WHAT TO PRODUCE >> In the entries below, find every line with "Romanowskiego" and copy it.

DATA FOR THIS EXERCISE >>
-- start --

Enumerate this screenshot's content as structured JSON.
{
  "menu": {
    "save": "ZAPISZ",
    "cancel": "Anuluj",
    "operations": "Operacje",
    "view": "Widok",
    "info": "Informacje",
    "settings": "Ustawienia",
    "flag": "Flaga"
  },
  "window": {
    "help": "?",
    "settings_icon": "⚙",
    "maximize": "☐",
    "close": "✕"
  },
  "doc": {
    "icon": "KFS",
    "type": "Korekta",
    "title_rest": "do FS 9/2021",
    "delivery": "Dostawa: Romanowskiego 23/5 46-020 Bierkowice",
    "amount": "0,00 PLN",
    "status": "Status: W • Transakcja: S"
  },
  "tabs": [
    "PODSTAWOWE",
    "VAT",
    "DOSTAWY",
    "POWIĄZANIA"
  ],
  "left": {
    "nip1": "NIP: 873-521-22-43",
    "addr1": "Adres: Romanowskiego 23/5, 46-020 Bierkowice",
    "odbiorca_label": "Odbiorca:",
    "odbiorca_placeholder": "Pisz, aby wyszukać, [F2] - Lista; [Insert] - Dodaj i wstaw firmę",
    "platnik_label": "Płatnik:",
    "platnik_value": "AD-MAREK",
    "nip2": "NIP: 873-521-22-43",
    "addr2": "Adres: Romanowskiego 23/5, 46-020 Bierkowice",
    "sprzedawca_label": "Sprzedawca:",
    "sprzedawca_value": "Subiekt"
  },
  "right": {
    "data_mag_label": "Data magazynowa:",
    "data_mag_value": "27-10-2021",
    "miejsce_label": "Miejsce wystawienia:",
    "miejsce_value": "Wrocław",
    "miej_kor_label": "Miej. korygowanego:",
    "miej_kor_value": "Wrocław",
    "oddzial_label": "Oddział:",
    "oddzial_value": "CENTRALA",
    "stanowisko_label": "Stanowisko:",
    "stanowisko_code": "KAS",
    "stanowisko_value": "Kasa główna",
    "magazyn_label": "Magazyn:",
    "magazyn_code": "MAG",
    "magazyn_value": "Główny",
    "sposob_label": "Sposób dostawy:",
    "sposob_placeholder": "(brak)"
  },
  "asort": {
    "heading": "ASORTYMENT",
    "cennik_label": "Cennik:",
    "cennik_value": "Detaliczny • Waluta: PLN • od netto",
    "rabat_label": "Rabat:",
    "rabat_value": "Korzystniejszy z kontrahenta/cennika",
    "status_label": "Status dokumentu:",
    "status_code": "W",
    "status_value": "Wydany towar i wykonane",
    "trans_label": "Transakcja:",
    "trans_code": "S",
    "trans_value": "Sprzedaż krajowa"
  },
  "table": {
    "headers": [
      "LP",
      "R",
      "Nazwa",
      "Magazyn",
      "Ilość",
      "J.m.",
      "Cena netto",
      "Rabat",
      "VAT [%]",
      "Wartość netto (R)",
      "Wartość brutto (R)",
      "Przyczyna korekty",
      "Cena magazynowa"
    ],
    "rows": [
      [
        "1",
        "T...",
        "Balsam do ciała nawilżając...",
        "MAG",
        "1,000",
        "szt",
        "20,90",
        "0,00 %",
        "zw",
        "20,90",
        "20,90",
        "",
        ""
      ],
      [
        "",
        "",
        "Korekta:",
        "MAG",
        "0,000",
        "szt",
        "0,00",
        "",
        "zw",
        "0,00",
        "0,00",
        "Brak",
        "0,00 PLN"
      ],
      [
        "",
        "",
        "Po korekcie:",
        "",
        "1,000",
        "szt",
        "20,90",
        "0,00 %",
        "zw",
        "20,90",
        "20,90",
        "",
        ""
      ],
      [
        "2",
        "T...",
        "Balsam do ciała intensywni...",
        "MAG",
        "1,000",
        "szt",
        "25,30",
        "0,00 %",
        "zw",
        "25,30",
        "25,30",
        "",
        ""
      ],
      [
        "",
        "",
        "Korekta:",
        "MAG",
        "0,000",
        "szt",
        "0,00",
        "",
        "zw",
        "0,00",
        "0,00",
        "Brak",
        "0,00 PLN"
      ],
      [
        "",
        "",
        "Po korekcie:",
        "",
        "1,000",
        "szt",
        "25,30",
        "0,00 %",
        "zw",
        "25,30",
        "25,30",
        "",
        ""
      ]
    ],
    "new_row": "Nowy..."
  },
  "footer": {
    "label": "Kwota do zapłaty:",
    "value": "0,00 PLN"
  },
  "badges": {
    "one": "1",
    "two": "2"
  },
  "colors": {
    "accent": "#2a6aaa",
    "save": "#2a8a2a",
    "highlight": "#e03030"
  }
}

-- end --

SOLVED EXERCISE >>
    "delivery": "Dostawa: Romanowskiego 23/5 46-020 Bierkowice",
    "addr1": "Adres: Romanowskiego 23/5, 46-020 Bierkowice",
    "addr2": "Adres: Romanowskiego 23/5, 46-020 Bierkowice",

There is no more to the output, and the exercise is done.